EXERCISE INSTRUCTIONS: Exact reproduction is required for all entries.

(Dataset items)
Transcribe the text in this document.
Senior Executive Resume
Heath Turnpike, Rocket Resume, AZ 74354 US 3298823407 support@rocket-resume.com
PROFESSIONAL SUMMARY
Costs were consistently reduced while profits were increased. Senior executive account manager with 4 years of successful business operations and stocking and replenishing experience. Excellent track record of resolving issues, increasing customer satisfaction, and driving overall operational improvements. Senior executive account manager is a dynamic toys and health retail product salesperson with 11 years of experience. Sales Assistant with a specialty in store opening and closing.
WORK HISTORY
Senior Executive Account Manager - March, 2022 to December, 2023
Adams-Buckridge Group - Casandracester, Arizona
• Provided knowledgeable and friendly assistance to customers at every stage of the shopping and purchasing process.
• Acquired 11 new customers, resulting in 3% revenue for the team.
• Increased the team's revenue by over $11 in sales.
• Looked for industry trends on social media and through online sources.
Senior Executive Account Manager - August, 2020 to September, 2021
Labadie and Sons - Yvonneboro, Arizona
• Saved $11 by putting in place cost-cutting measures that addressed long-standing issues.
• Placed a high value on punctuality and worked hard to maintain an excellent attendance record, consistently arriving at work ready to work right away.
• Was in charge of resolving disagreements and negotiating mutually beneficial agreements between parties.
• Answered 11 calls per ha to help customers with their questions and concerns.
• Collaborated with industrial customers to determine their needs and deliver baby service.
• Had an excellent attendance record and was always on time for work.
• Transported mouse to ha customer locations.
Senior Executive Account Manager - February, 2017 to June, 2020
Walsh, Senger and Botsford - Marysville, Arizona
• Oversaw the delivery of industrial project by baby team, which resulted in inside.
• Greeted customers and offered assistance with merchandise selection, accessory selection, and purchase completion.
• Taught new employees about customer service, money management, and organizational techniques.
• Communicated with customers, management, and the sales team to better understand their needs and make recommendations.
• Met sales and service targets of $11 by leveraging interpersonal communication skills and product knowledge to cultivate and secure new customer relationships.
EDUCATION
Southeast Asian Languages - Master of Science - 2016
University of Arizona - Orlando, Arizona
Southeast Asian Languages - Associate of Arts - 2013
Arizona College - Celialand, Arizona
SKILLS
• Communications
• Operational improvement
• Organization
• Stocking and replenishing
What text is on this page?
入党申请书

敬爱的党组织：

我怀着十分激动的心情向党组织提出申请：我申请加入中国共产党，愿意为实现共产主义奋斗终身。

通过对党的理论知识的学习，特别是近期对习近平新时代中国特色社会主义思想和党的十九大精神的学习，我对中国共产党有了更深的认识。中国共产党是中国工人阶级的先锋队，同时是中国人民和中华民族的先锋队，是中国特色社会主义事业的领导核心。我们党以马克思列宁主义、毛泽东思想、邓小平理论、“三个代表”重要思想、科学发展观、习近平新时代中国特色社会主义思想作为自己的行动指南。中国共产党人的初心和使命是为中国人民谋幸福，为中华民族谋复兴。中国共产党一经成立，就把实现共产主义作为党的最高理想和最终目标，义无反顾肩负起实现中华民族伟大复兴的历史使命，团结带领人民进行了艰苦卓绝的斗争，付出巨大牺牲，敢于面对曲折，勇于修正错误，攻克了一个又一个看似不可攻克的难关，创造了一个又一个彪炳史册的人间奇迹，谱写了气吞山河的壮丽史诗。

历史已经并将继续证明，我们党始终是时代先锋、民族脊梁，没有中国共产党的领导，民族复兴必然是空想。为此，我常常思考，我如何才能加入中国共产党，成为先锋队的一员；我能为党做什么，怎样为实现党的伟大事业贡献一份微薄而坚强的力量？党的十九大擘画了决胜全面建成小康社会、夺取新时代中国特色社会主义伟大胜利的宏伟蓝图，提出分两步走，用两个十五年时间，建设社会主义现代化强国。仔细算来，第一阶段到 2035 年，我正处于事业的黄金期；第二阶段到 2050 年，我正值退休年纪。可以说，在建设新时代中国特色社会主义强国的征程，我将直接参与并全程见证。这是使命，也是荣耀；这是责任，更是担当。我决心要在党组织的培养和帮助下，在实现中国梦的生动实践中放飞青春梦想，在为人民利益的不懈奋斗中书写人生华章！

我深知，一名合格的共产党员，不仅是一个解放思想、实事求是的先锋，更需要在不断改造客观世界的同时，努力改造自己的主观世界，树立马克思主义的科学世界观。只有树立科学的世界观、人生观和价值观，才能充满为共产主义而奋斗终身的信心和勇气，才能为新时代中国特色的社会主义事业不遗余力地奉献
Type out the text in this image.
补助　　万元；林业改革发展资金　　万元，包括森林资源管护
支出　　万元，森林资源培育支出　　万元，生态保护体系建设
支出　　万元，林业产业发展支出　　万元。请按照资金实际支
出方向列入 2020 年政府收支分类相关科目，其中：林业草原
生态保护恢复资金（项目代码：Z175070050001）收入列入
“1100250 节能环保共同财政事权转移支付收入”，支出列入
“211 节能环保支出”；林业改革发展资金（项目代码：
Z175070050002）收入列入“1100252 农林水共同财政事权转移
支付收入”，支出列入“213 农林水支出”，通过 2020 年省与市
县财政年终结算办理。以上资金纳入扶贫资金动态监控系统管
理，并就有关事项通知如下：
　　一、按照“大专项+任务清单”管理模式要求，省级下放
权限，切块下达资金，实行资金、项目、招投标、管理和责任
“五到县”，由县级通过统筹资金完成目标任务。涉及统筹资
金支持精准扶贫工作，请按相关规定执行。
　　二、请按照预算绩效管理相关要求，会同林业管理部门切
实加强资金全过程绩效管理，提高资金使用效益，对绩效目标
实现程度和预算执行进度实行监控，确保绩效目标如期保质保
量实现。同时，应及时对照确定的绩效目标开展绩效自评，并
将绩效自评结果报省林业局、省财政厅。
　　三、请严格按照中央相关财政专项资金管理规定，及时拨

COMPLETE RESPONSE:
Transcribe the text in this document.
Senior Executive Resume
Heath Turnpike, Rocket Resume, AZ 74354 US 3298823407 support@rocket-resume.com
PROFESSIONAL SUMMARY
Costs were consistently reduced while profits were increased. Senior executive account manager with 4 years of successful business operations and stocking and replenishing experience. Excellent track record of resolving issues, increasing customer satisfaction, and driving overall operational improvements. Senior executive account manager is a dynamic toys and health retail product salesperson with 11 years of experience. Sales Assistant with a specialty in store opening and closing.
WORK HISTORY
Senior Executive Account Manager - March, 2022 to December, 2023
Adams-Buckridge Group - Casandracester, Arizona
• Provided knowledgeable and friendly assistance to customers at every stage of the shopping and purchasing process.
• Acquired 11 new customers, resulting in 3% revenue for the team.
• Increased the team's revenue by over $11 in sales.
• Looked for industry trends on social media and through online sources.
Senior Executive Account Manager - August, 2020 to September, 2021
Labadie and Sons - Yvonneboro, Arizona
• Saved $11 by putting in place cost-cutting measures that addressed long-standing issues.
• Placed a high value on punctuality and worked hard to maintain an excellent attendance record, consistently arriving at work ready to work right away.
• Was in charge of resolving disagreements and negotiating mutually beneficial agreements between parties.
• Answered 11 calls per ha to help customers with their questions and concerns.
• Collaborated with industrial customers to determine their needs and deliver baby service.
• Had an excellent attendance record and was always on time for work.
• Transported mouse to ha customer locations.
Senior Executive Account Manager - February, 2017 to June, 2020
Walsh, Senger and Botsford - Marysville, Arizona
• Oversaw the delivery of industrial project by baby team, which resulted in inside.
• Greeted customers and offered assistance with merchandise selection, accessory selection, and purchase completion.
• Taught new employees about customer service, money management, and organizational techniques.
• Communicated with customers, management, and the sales team to better understand their needs and make recommendations.
• Met sales and service targets of $11 by leveraging interpersonal communication skills and product knowledge to cultivate and secure new customer relationships.
EDUCATION
Southeast Asian Languages - Master of Science - 2016
University of Arizona - Orlando, Arizona
Southeast Asian Languages - Associate of Arts - 2013
Arizona College - Celialand, Arizona
SKILLS
• Communications
• Operational improvement
• Organization
• Stocking and replenishing
What text is on this page?
入党申请书

敬爱的党组织：

我怀着十分激动的心情向党组织提出申请：我申请加入中国共产党，愿意为实现共产主义奋斗终身。

通过对党的理论知识的学习，特别是近期对习近平新时代中国特色社会主义思想和党的十九大精神的学习，我对中国共产党有了更深的认识。中国共产党是中国工人阶级的先锋队，同时是中国人民和中华民族的先锋队，是中国特色社会主义事业的领导核心。我们党以马克思列宁主义、毛泽东思想、邓小平理论、“三个代表”重要思想、科学发展观、习近平新时代中国特色社会主义思想作为自己的行动指南。中国共产党人的初心和使命是为中国人民谋幸福，为中华民族谋复兴。中国共产党一经成立，就把实现共产主义作为党的最高理想和最终目标，义无反顾肩负起实现中华民族伟大复兴的历史使命，团结带领人民进行了艰苦卓绝的斗争，付出巨大牺牲，敢于面对曲折，勇于修正错误，攻克了一个又一个看似不可攻克的难关，创造了一个又一个彪炳史册的人间奇迹，谱写了气吞山河的壮丽史诗。

历史已经并将继续证明，我们党始终是时代先锋、民族脊梁，没有中国共产党的领导，民族复兴必然是空想。为此，我常常思考，我如何才能加入中国共产党，成为先锋队的一员；我能为党做什么，怎样为实现党的伟大事业贡献一份微薄而坚强的力量？党的十九大擘画了决胜全面建成小康社会、夺取新时代中国特色社会主义伟大胜利的宏伟蓝图，提出分两步走，用两个十五年时间，建设社会主义现代化强国。仔细算来，第一阶段到 2035 年，我正处于事业的黄金期；第二阶段到 2050 年，我正值退休年纪。可以说，在建设新时代中国特色社会主义强国的征程，我将直接参与并全程见证。这是使命，也是荣耀；这是责任，更是担当。我决心要在党组织的培养和帮助下，在实现中国梦的生动实践中放飞青春梦想，在为人民利益的不懈奋斗中书写人生华章！

我深知，一名合格的共产党员，不仅是一个解放思想、实事求是的先锋，更需要在不断改造客观世界的同时，努力改造自己的主观世界，树立马克思主义的科学世界观。只有树立科学的世界观、人生观和价值观，才能充满为共产主义而奋斗终身的信心和勇气，才能为新时代中国特色的社会主义事业不遗余力地奉献
Type out the text in this image.
补助　　万元；林业改革发展资金　　万元，包括森林资源管护
支出　　万元，森林资源培育支出　　万元，生态保护体系建设
支出　　万元，林业产业发展支出　　万元。请按照资金实际支
出方向列入 2020 年政府收支分类相关科目，其中：林业草原
生态保护恢复资金（项目代码：Z175070050001）收入列入
“1100250 节能环保共同财政事权转移支付收入”，支出列入
“211 节能环保支出”；林业改革发展资金（项目代码：
Z175070050002）收入列入“1100252 农林水共同财政事权转移
支付收入”，支出列入“213 农林水支出”，通过 2020 年省与市
县财政年终结算办理。以上资金纳入扶贫资金动态监控系统管
理，并就有关事项通知如下：
　　一、按照“大专项+任务清单”管理模式要求，省级下放
权限，切块下达资金，实行资金、项目、招投标、管理和责任
“五到县”，由县级通过统筹资金完成目标任务。涉及统筹资
金支持精准扶贫工作，请按相关规定执行。
　　二、请按照预算绩效管理相关要求，会同林业管理部门切
实加强资金全过程绩效管理，提高资金使用效益，对绩效目标
实现程度和预算执行进度实行监控，确保绩效目标如期保质保
量实现。同时，应及时对照确定的绩效目标开展绩效自评，并
将绩效自评结果报省林业局、省财政厅。
　　三、请严格按照中央相关财政专项资金管理规定，及时拨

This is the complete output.